### Records shown ###

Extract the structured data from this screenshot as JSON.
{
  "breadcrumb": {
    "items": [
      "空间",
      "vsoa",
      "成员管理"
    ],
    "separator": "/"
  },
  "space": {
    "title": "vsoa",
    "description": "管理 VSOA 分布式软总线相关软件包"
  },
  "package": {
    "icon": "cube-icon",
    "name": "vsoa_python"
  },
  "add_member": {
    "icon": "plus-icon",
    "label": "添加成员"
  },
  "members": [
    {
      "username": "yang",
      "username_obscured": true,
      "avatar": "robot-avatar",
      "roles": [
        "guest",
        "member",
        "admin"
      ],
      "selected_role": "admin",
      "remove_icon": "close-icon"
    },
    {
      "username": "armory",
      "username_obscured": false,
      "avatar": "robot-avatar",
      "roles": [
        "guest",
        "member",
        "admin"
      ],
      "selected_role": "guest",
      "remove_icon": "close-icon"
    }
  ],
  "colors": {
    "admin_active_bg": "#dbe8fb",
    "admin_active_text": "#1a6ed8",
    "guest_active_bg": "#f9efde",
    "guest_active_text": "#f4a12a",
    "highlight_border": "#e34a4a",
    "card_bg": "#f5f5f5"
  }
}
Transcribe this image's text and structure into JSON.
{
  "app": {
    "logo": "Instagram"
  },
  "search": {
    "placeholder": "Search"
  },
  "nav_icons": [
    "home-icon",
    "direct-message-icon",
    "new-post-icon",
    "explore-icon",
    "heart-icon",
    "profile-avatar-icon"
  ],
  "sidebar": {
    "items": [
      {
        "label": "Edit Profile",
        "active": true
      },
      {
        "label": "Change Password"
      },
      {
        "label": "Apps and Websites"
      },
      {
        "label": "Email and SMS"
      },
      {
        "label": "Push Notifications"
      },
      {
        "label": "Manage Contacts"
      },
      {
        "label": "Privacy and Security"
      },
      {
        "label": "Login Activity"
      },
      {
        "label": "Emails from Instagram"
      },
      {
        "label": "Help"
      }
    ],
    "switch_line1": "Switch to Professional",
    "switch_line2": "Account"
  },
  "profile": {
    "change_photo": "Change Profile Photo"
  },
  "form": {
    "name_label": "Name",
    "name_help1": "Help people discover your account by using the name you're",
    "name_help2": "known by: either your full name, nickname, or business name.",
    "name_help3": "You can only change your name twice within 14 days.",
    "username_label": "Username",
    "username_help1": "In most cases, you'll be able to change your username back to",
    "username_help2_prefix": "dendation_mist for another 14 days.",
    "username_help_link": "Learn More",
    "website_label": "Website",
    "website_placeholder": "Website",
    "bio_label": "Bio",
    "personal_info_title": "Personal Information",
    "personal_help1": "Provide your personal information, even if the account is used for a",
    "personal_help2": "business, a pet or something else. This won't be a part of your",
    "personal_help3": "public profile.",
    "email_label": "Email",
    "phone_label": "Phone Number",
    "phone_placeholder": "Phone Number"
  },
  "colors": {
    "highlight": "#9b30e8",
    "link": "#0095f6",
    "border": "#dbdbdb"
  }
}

###

» Exercise instructions
Reproduce the material in full, with no word added or dropped.

» Answer to the problem
Extract the structured data from this screenshot as JSON.
{
  "breadcrumb": {
    "items": [
      "空间",
      "vsoa",
      "成员管理"
    ],
    "separator": "/"
  },
  "space": {
    "title": "vsoa",
    "description": "管理 VSOA 分布式软总线相关软件包"
  },
  "package": {
    "icon": "cube-icon",
    "name": "vsoa_python"
  },
  "add_member": {
    "icon": "plus-icon",
    "label": "添加成员"
  },
  "members": [
    {
      "username": "yang",
      "username_obscured": true,
      "avatar": "robot-avatar",
      "roles": [
        "guest",
        "member",
        "admin"
      ],
      "selected_role": "admin",
      "remove_icon": "close-icon"
    },
    {
      "username": "armory",
      "username_obscured": false,
      "avatar": "robot-avatar",
      "roles": [
        "guest",
        "member",
        "admin"
      ],
      "selected_role": "guest",
      "remove_icon": "close-icon"
    }
  ],
  "colors": {
    "admin_active_bg": "#dbe8fb",
    "admin_active_text": "#1a6ed8",
    "guest_active_bg": "#f9efde",
    "guest_active_text": "#f4a12a",
    "highlight_border": "#e34a4a",
    "card_bg": "#f5f5f5"
  }
}
Transcribe this image's text and structure into JSON.
{
  "app": {
    "logo": "Instagram"
  },
  "search": {
    "placeholder": "Search"
  },
  "nav_icons": [
    "home-icon",
    "direct-message-icon",
    "new-post-icon",
    "explore-icon",
    "heart-icon",
    "profile-avatar-icon"
  ],
  "sidebar": {
    "items": [
      {
        "label": "Edit Profile",
        "active": true
      },
      {
        "label": "Change Password"
      },
      {
        "label": "Apps and Websites"
      },
      {
        "label": "Email and SMS"
      },
      {
        "label": "Push Notifications"
      },
      {
        "label": "Manage Contacts"
      },
      {
        "label": "Privacy and Security"
      },
      {
        "label": "Login Activity"
      },
      {
        "label": "Emails from Instagram"
      },
      {
        "label": "Help"
      }
    ],
    "switch_line1": "Switch to Professional",
    "switch_line2": "Account"
  },
  "profile": {
    "change_photo": "Change Profile Photo"
  },
  "form": {
    "name_label": "Name",
    "name_help1": "Help people discover your account by using the name you're",
    "name_help2": "known by: either your full name, nickname, or business name.",
    "name_help3": "You can only change your name twice within 14 days.",
    "username_label": "Username",
    "username_help1": "In most cases, you'll be able to change your username back to",
    "username_help2_prefix": "dendation_mist for another 14 days.",
    "username_help_link": "Learn More",
    "website_label": "Website",
    "website_placeholder": "Website",
    "bio_label": "Bio",
    "personal_info_title": "Personal Information",
    "personal_help1": "Provide your personal information, even if the account is used for a",
    "personal_help2": "business, a pet or something else. This won't be a part of your",
    "personal_help3": "public profile.",
    "email_label": "Email",
    "phone_label": "Phone Number",
    "phone_placeholder": "Phone Number"
  },
  "colors": {
    "highlight": "#9b30e8",
    "link": "#0095f6",
    "border": "#dbdbdb"
  }
}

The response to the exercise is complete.